§ **RECORDS TO PROCESS**
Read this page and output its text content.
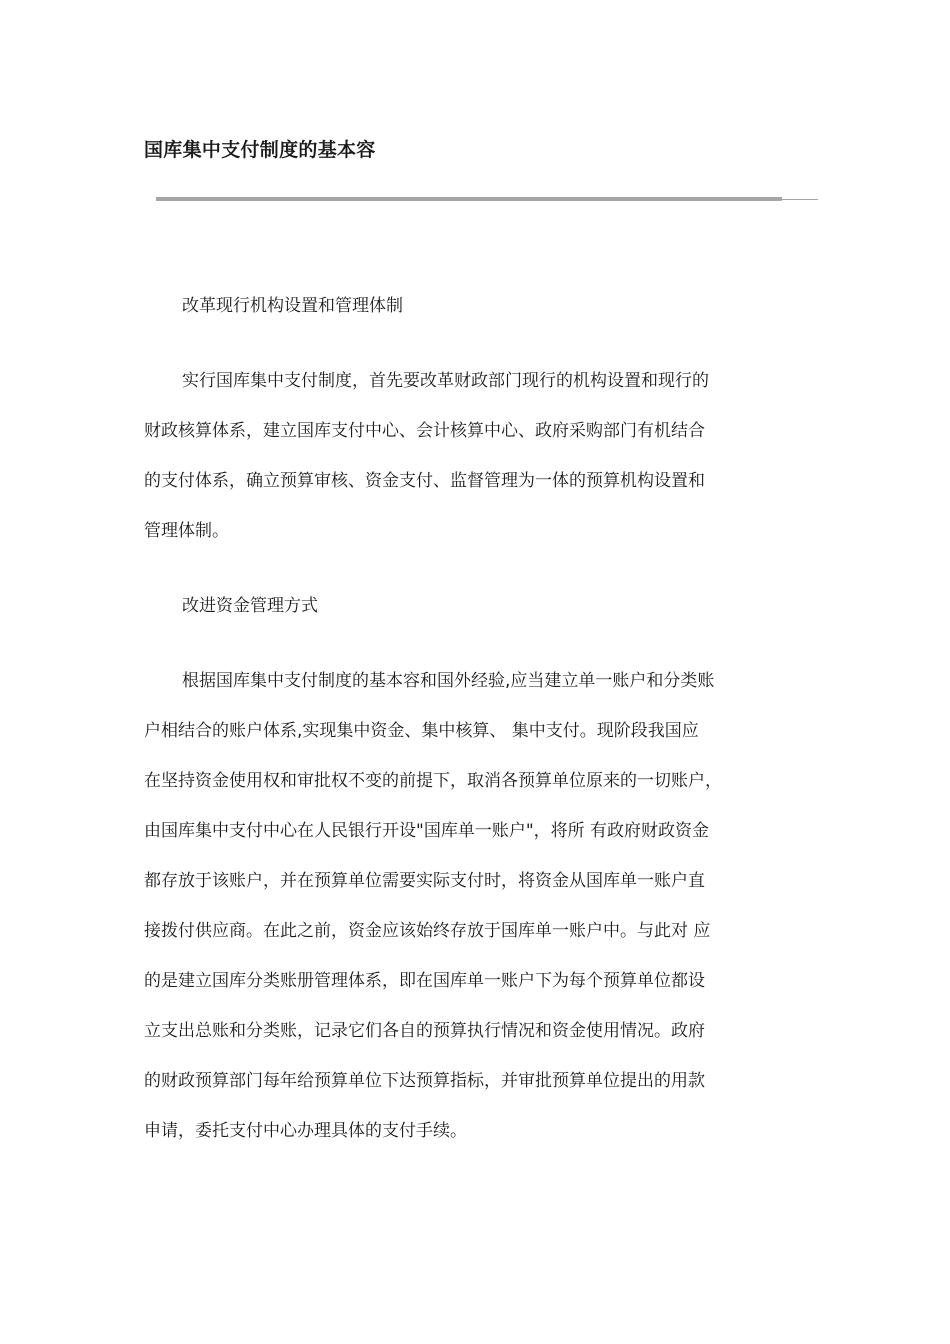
国库集中支付制度的基本容

改革现行机构设置和管理体制

实行国库集中支付制度，首先要改革财政部门现行的机构设置和现行的
财政核算体系，建立国库支付中心、会计核算中心、政府采购部门有机结合
的支付体系，确立预算审核、资金支付、监督管理为一体的预算机构设置和
管理体制。

改进资金管理方式

根据国库集中支付制度的基本容和国外经验,应当建立单一账户和分类账
户相结合的账户体系,实现集中资金、集中核算、 集中支付。现阶段我国应
在坚持资金使用权和审批权不变的前提下，取消各预算单位原来的一切账户，
由国库集中支付中心在人民银行开设"国库单一账户"，将所 有政府财政资金
都存放于该账户，并在预算单位需要实际支付时，将资金从国库单一账户直
接拨付供应商。在此之前，资金应该始终存放于国库单一账户中。与此对 应
的是建立国库分类账册管理体系，即在国库单一账户下为每个预算单位都设
立支出总账和分类账，记录它们各自的预算执行情况和资金使用情况。政府
的财政预算部门每年给预算单位下达预算指标，并审批预算单位提出的用款
申请，委托支付中心办理具体的支付手续。
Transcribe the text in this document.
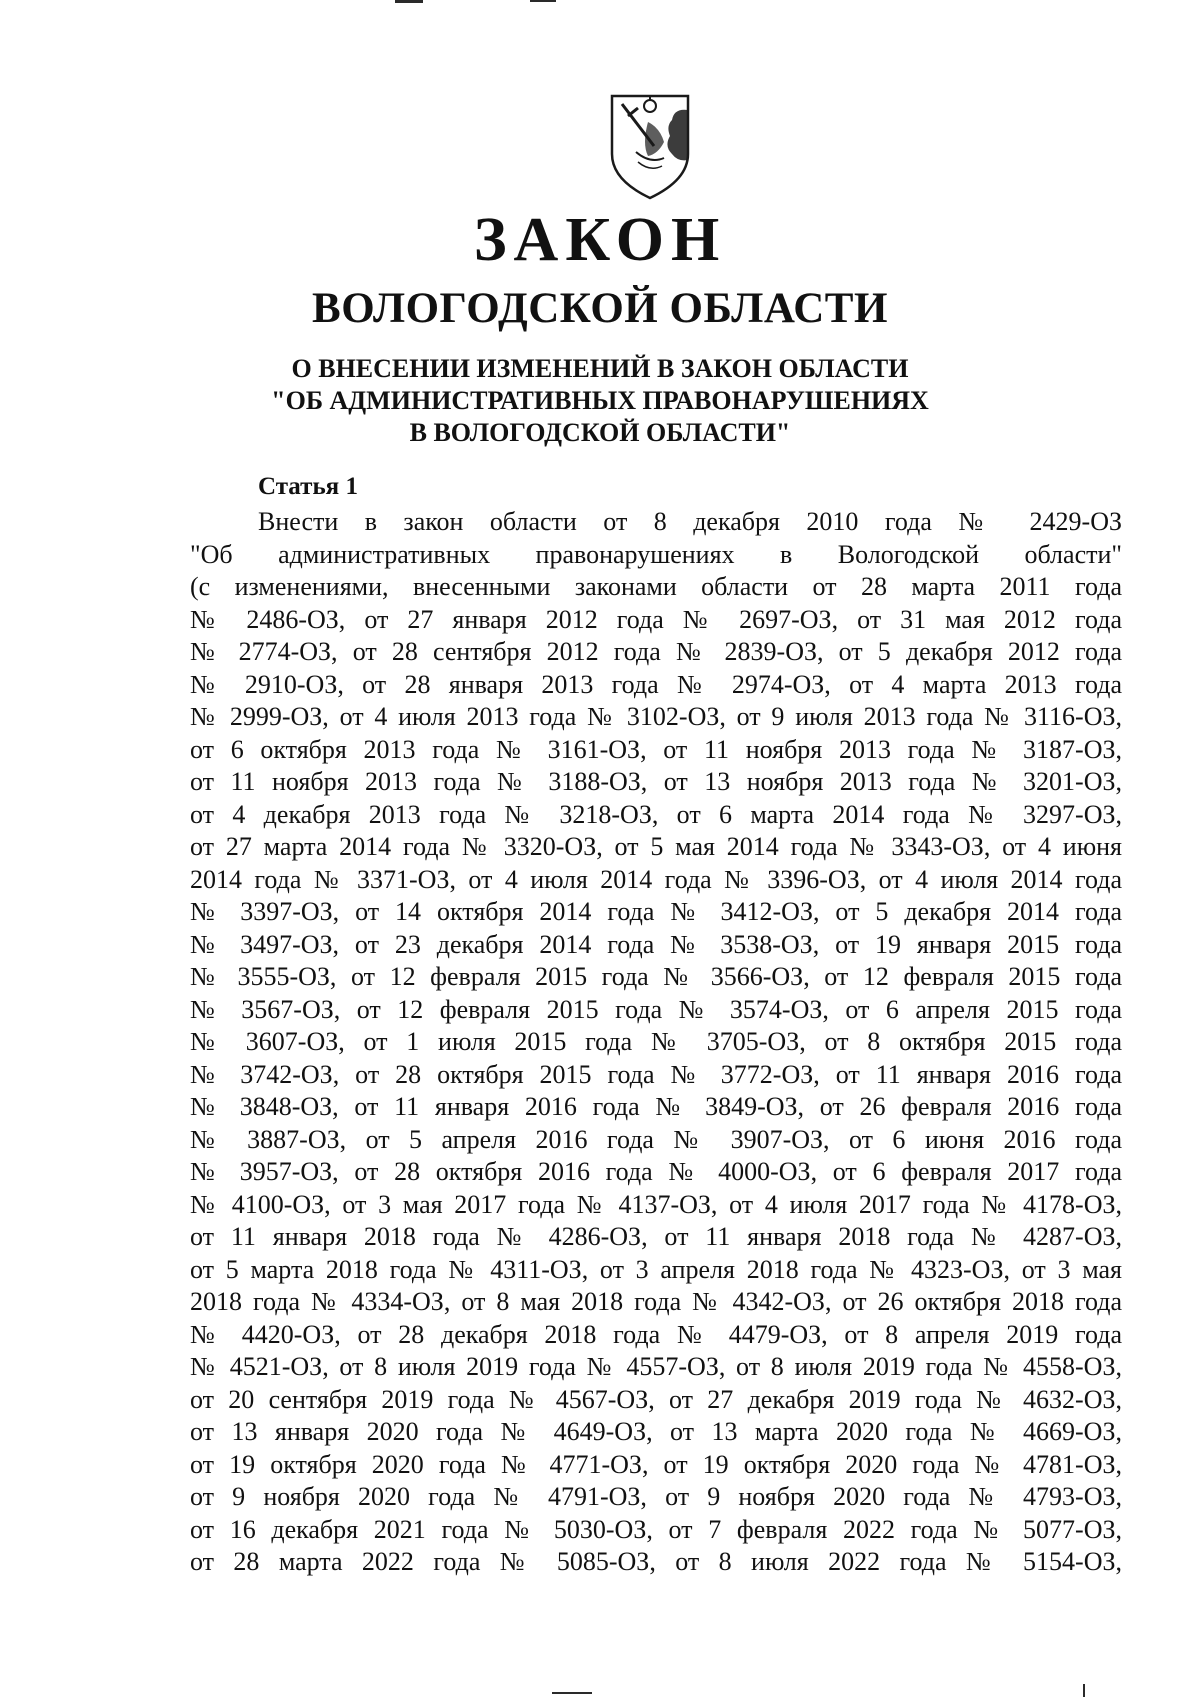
ЗАКОН
ВОЛОГОДСКОЙ ОБЛАСТИ
О ВНЕСЕНИИ ИЗМЕНЕНИЙ В ЗАКОН ОБЛАСТИ
"ОБ АДМИНИСТРАТИВНЫХ ПРАВОНАРУШЕНИЯХ
В ВОЛОГОДСКОЙ ОБЛАСТИ"
Статья 1
Внести в закон области от 8 декабря 2010 года № 2429-ОЗ
"Об административных правонарушениях в Вологодской области"
(с изменениями, внесенными законами области от 28 марта 2011 года
№ 2486-ОЗ, от 27 января 2012 года № 2697-ОЗ, от 31 мая 2012 года
№ 2774-ОЗ, от 28 сентября 2012 года № 2839-ОЗ, от 5 декабря 2012 года
№ 2910-ОЗ, от 28 января 2013 года № 2974-ОЗ, от 4 марта 2013 года
№ 2999-ОЗ, от 4 июля 2013 года № 3102-ОЗ, от 9 июля 2013 года № 3116-ОЗ,
от 6 октября 2013 года № 3161-ОЗ, от 11 ноября 2013 года № 3187-ОЗ,
от 11 ноября 2013 года № 3188-ОЗ, от 13 ноября 2013 года № 3201-ОЗ,
от 4 декабря 2013 года № 3218-ОЗ, от 6 марта 2014 года № 3297-ОЗ,
от 27 марта 2014 года № 3320-ОЗ, от 5 мая 2014 года № 3343-ОЗ, от 4 июня
2014 года № 3371-ОЗ, от 4 июля 2014 года № 3396-ОЗ, от 4 июля 2014 года
№ 3397-ОЗ, от 14 октября 2014 года № 3412-ОЗ, от 5 декабря 2014 года
№ 3497-ОЗ, от 23 декабря 2014 года № 3538-ОЗ, от 19 января 2015 года
№ 3555-ОЗ, от 12 февраля 2015 года № 3566-ОЗ, от 12 февраля 2015 года
№ 3567-ОЗ, от 12 февраля 2015 года № 3574-ОЗ, от 6 апреля 2015 года
№ 3607-ОЗ, от 1 июля 2015 года № 3705-ОЗ, от 8 октября 2015 года
№ 3742-ОЗ, от 28 октября 2015 года № 3772-ОЗ, от 11 января 2016 года
№ 3848-ОЗ, от 11 января 2016 года № 3849-ОЗ, от 26 февраля 2016 года
№ 3887-ОЗ, от 5 апреля 2016 года № 3907-ОЗ, от 6 июня 2016 года
№ 3957-ОЗ, от 28 октября 2016 года № 4000-ОЗ, от 6 февраля 2017 года
№ 4100-ОЗ, от 3 мая 2017 года № 4137-ОЗ, от 4 июля 2017 года № 4178-ОЗ,
от 11 января 2018 года № 4286-ОЗ, от 11 января 2018 года № 4287-ОЗ,
от 5 марта 2018 года № 4311-ОЗ, от 3 апреля 2018 года № 4323-ОЗ, от 3 мая
2018 года № 4334-ОЗ, от 8 мая 2018 года № 4342-ОЗ, от 26 октября 2018 года
№ 4420-ОЗ, от 28 декабря 2018 года № 4479-ОЗ, от 8 апреля 2019 года
№ 4521-ОЗ, от 8 июля 2019 года № 4557-ОЗ, от 8 июля 2019 года № 4558-ОЗ,
от 20 сентября 2019 года № 4567-ОЗ, от 27 декабря 2019 года № 4632-ОЗ,
от 13 января 2020 года № 4649-ОЗ, от 13 марта 2020 года № 4669-ОЗ,
от 19 октября 2020 года № 4771-ОЗ, от 19 октября 2020 года № 4781-ОЗ,
от 9 ноября 2020 года № 4791-ОЗ, от 9 ноября 2020 года № 4793-ОЗ,
от 16 декабря 2021 года № 5030-ОЗ, от 7 февраля 2022 года № 5077-ОЗ,
от 28 марта 2022 года № 5085-ОЗ, от 8 июля 2022 года № 5154-ОЗ,
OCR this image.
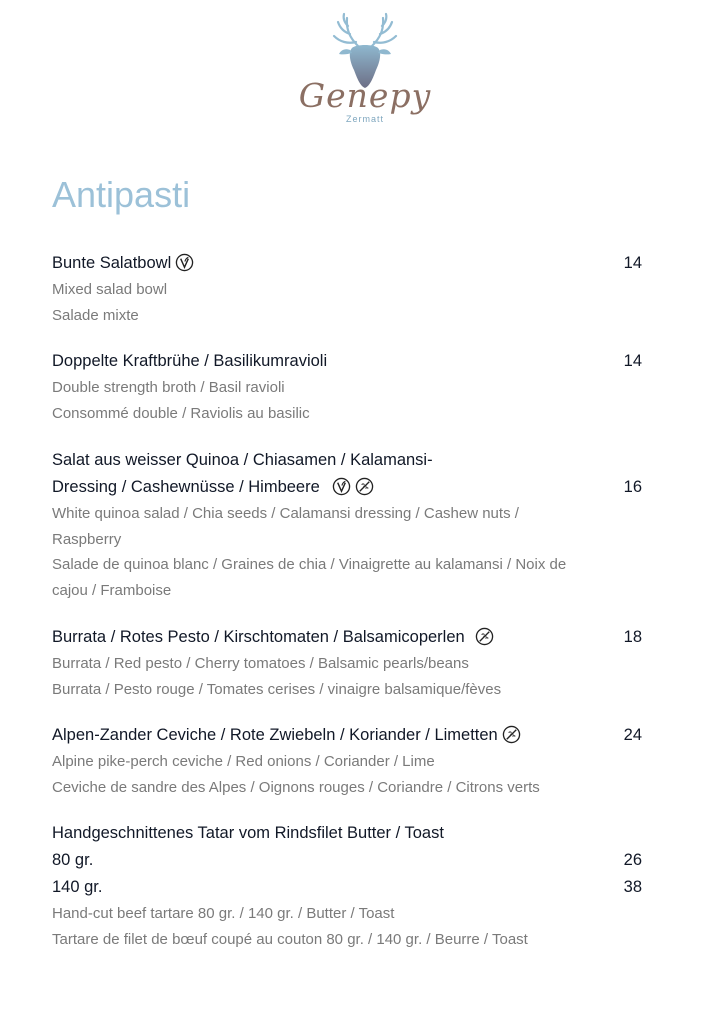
Genepy
Zermatt
Antipasti
Bunte Salatbowl	14
Mixed salad bowl
Salade mixte
Doppelte Kraftbrühe / Basilikumravioli	14
Double strength broth / Basil ravioli
Consommé double / Raviolis au basilic
Salat aus weisser Quinoa / Chiasamen / Kalamansi-
Dressing / Cashewnüsse / Himbeere	16
White quinoa salad / Chia seeds / Calamansi dressing / Cashew nuts /
Raspberry
Salade de quinoa blanc / Graines de chia / Vinaigrette au kalamansi / Noix de
cajou / Framboise
Burrata / Rotes Pesto / Kirschtomaten / Balsamicoperlen	18
Burrata / Red pesto / Cherry tomatoes / Balsamic pearls/beans
Burrata / Pesto rouge / Tomates cerises / vinaigre balsamique/fèves
Alpen-Zander Ceviche / Rote Zwiebeln / Koriander / Limetten	24
Alpine pike-perch ceviche / Red onions / Coriander / Lime
Ceviche de sandre des Alpes / Oignons rouges / Coriandre / Citrons verts
Handgeschnittenes Tatar vom Rindsfilet Butter / Toast
80 gr.	26
140 gr.	38
Hand-cut beef tartare 80 gr. / 140 gr. / Butter / Toast
Tartare de filet de bœuf coupé au couton 80 gr. / 140 gr. / Beurre / Toast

§ **EXERCISE INSTRUCTIONS**
Leave out the pictures and repeat everything else in the records exactly.

§ **RESPONSE**
Read this page and output its text content.
国库集中支付制度的基本容

改革现行机构设置和管理体制

实行国库集中支付制度，首先要改革财政部门现行的机构设置和现行的
财政核算体系，建立国库支付中心、会计核算中心、政府采购部门有机结合
的支付体系，确立预算审核、资金支付、监督管理为一体的预算机构设置和
管理体制。

改进资金管理方式

根据国库集中支付制度的基本容和国外经验,应当建立单一账户和分类账
户相结合的账户体系,实现集中资金、集中核算、 集中支付。现阶段我国应
在坚持资金使用权和审批权不变的前提下，取消各预算单位原来的一切账户，
由国库集中支付中心在人民银行开设"国库单一账户"，将所 有政府财政资金
都存放于该账户，并在预算单位需要实际支付时，将资金从国库单一账户直
接拨付供应商。在此之前，资金应该始终存放于国库单一账户中。与此对 应
的是建立国库分类账册管理体系，即在国库单一账户下为每个预算单位都设
立支出总账和分类账，记录它们各自的预算执行情况和资金使用情况。政府
的财政预算部门每年给预算单位下达预算指标，并审批预算单位提出的用款
申请，委托支付中心办理具体的支付手续。
Transcribe the text in this document.
ЗАКОН
ВОЛОГОДСКОЙ ОБЛАСТИ
О ВНЕСЕНИИ ИЗМЕНЕНИЙ В ЗАКОН ОБЛАСТИ
"ОБ АДМИНИСТРАТИВНЫХ ПРАВОНАРУШЕНИЯХ
В ВОЛОГОДСКОЙ ОБЛАСТИ"
Статья 1
Внести в закон области от 8 декабря 2010 года № 2429-ОЗ
"Об административных правонарушениях в Вологодской области"
(с изменениями, внесенными законами области от 28 марта 2011 года
№ 2486-ОЗ, от 27 января 2012 года № 2697-ОЗ, от 31 мая 2012 года
№ 2774-ОЗ, от 28 сентября 2012 года № 2839-ОЗ, от 5 декабря 2012 года
№ 2910-ОЗ, от 28 января 2013 года № 2974-ОЗ, от 4 марта 2013 года
№ 2999-ОЗ, от 4 июля 2013 года № 3102-ОЗ, от 9 июля 2013 года № 3116-ОЗ,
от 6 октября 2013 года № 3161-ОЗ, от 11 ноября 2013 года № 3187-ОЗ,
от 11 ноября 2013 года № 3188-ОЗ, от 13 ноября 2013 года № 3201-ОЗ,
от 4 декабря 2013 года № 3218-ОЗ, от 6 марта 2014 года № 3297-ОЗ,
от 27 марта 2014 года № 3320-ОЗ, от 5 мая 2014 года № 3343-ОЗ, от 4 июня
2014 года № 3371-ОЗ, от 4 июля 2014 года № 3396-ОЗ, от 4 июля 2014 года
№ 3397-ОЗ, от 14 октября 2014 года № 3412-ОЗ, от 5 декабря 2014 года
№ 3497-ОЗ, от 23 декабря 2014 года № 3538-ОЗ, от 19 января 2015 года
№ 3555-ОЗ, от 12 февраля 2015 года № 3566-ОЗ, от 12 февраля 2015 года
№ 3567-ОЗ, от 12 февраля 2015 года № 3574-ОЗ, от 6 апреля 2015 года
№ 3607-ОЗ, от 1 июля 2015 года № 3705-ОЗ, от 8 октября 2015 года
№ 3742-ОЗ, от 28 октября 2015 года № 3772-ОЗ, от 11 января 2016 года
№ 3848-ОЗ, от 11 января 2016 года № 3849-ОЗ, от 26 февраля 2016 года
№ 3887-ОЗ, от 5 апреля 2016 года № 3907-ОЗ, от 6 июня 2016 года
№ 3957-ОЗ, от 28 октября 2016 года № 4000-ОЗ, от 6 февраля 2017 года
№ 4100-ОЗ, от 3 мая 2017 года № 4137-ОЗ, от 4 июля 2017 года № 4178-ОЗ,
от 11 января 2018 года № 4286-ОЗ, от 11 января 2018 года № 4287-ОЗ,
от 5 марта 2018 года № 4311-ОЗ, от 3 апреля 2018 года № 4323-ОЗ, от 3 мая
2018 года № 4334-ОЗ, от 8 мая 2018 года № 4342-ОЗ, от 26 октября 2018 года
№ 4420-ОЗ, от 28 декабря 2018 года № 4479-ОЗ, от 8 апреля 2019 года
№ 4521-ОЗ, от 8 июля 2019 года № 4557-ОЗ, от 8 июля 2019 года № 4558-ОЗ,
от 20 сентября 2019 года № 4567-ОЗ, от 27 декабря 2019 года № 4632-ОЗ,
от 13 января 2020 года № 4649-ОЗ, от 13 марта 2020 года № 4669-ОЗ,
от 19 октября 2020 года № 4771-ОЗ, от 19 октября 2020 года № 4781-ОЗ,
от 9 ноября 2020 года № 4791-ОЗ, от 9 ноября 2020 года № 4793-ОЗ,
от 16 декабря 2021 года № 5030-ОЗ, от 7 февраля 2022 года № 5077-ОЗ,
от 28 марта 2022 года № 5085-ОЗ, от 8 июля 2022 года № 5154-ОЗ,
OCR this image.
Genepy
Zermatt
Antipasti
Bunte Salatbowl	14
Mixed salad bowl
Salade mixte
Doppelte Kraftbrühe / Basilikumravioli	14
Double strength broth / Basil ravioli
Consommé double / Raviolis au basilic
Salat aus weisser Quinoa / Chiasamen / Kalamansi-
Dressing / Cashewnüsse / Himbeere	16
White quinoa salad / Chia seeds / Calamansi dressing / Cashew nuts /
Raspberry
Salade de quinoa blanc / Graines de chia / Vinaigrette au kalamansi / Noix de
cajou / Framboise
Burrata / Rotes Pesto / Kirschtomaten / Balsamicoperlen	18
Burrata / Red pesto / Cherry tomatoes / Balsamic pearls/beans
Burrata / Pesto rouge / Tomates cerises / vinaigre balsamique/fèves
Alpen-Zander Ceviche / Rote Zwiebeln / Koriander / Limetten	24
Alpine pike-perch ceviche / Red onions / Coriander / Lime
Ceviche de sandre des Alpes / Oignons rouges / Coriandre / Citrons verts
Handgeschnittenes Tatar vom Rindsfilet Butter / Toast
80 gr.	26
140 gr.	38
Hand-cut beef tartare 80 gr. / 140 gr. / Butter / Toast
Tartare de filet de bœuf coupé au couton 80 gr. / 140 gr. / Beurre / Toast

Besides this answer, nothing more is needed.